**Task objective:** Return the records word for word. Any pictures in them are not part of the copy.

── Given information

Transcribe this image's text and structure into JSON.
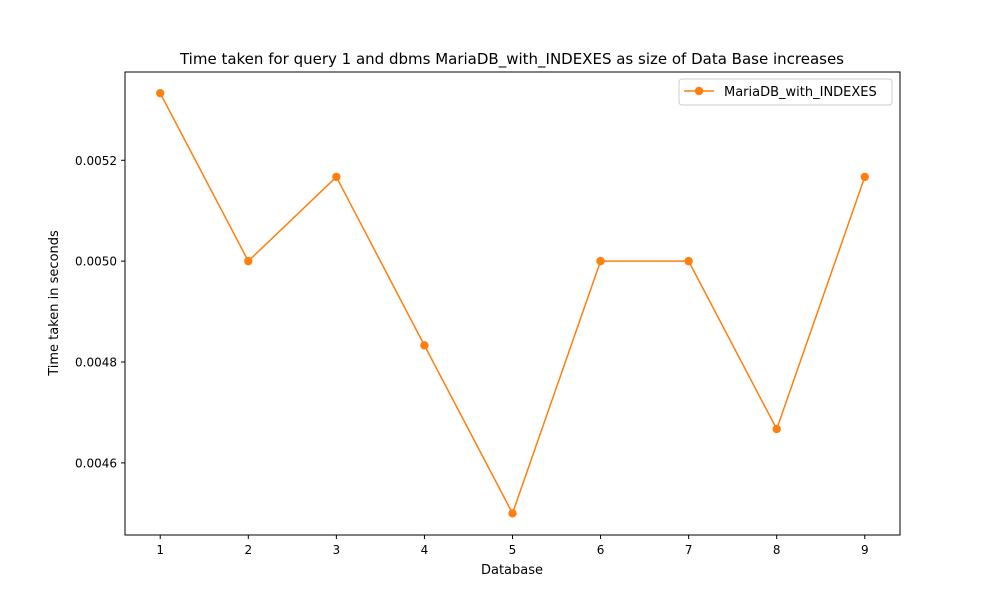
{
  "chart_data": {
    "type": "line",
    "title": "Time taken for query 1 and dbms MariaDB_with_INDEXES as size of Data Base increases",
    "xlabel": "Database",
    "ylabel": "Time taken in seconds",
    "x": [
      1,
      2,
      3,
      4,
      5,
      6,
      7,
      8,
      9
    ],
    "xticks": [
      "1",
      "2",
      "3",
      "4",
      "5",
      "6",
      "7",
      "8",
      "9"
    ],
    "xlim": [
      0.6,
      9.4
    ],
    "yticks": [
      "0.0046",
      "0.0048",
      "0.0050",
      "0.0052"
    ],
    "ytick_values": [
      0.0046,
      0.0048,
      0.005,
      0.0052
    ],
    "ylim": [
      0.004457,
      0.005375
    ],
    "grid": false,
    "legend_position": "top-right",
    "series": [
      {
        "name": "MariaDB_with_INDEXES",
        "color": "#ff7f0e",
        "marker": "circle",
        "values": [
          0.005333,
          0.005,
          0.005167,
          0.004833,
          0.0045,
          0.005,
          0.005,
          0.004667,
          0.005167
        ]
      }
    ]
  }
}
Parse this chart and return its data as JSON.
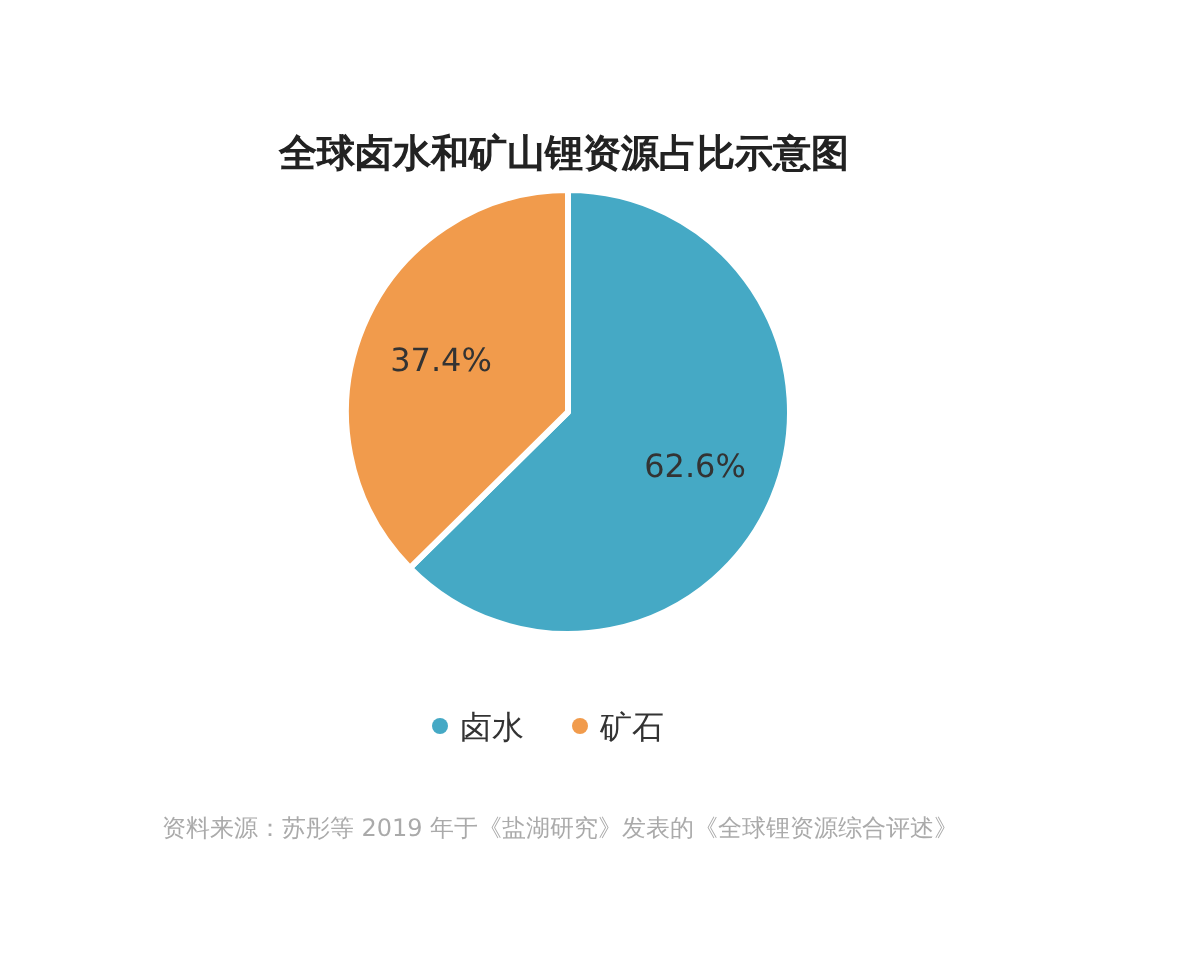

────

**Answer to this problem:**
Transcribe this image's text and structure into JSON.
{
  "chart_data": {
    "type": "line",
    "title": "Time taken for query 1 and dbms MariaDB_with_INDEXES as size of Data Base increases",
    "xlabel": "Database",
    "ylabel": "Time taken in seconds",
    "x": [
      1,
      2,
      3,
      4,
      5,
      6,
      7,
      8,
      9
    ],
    "xticks": [
      "1",
      "2",
      "3",
      "4",
      "5",
      "6",
      "7",
      "8",
      "9"
    ],
    "xlim": [
      0.6,
      9.4
    ],
    "yticks": [
      "0.0046",
      "0.0048",
      "0.0050",
      "0.0052"
    ],
    "ytick_values": [
      0.0046,
      0.0048,
      0.005,
      0.0052
    ],
    "ylim": [
      0.004457,
      0.005375
    ],
    "grid": false,
    "legend_position": "top-right",
    "series": [
      {
        "name": "MariaDB_with_INDEXES",
        "color": "#ff7f0e",
        "marker": "circle",
        "values": [
          0.005333,
          0.005,
          0.005167,
          0.004833,
          0.0045,
          0.005,
          0.005,
          0.004667,
          0.005167
        ]
      }
    ]
  }
}
Parse this chart and return its data as JSON.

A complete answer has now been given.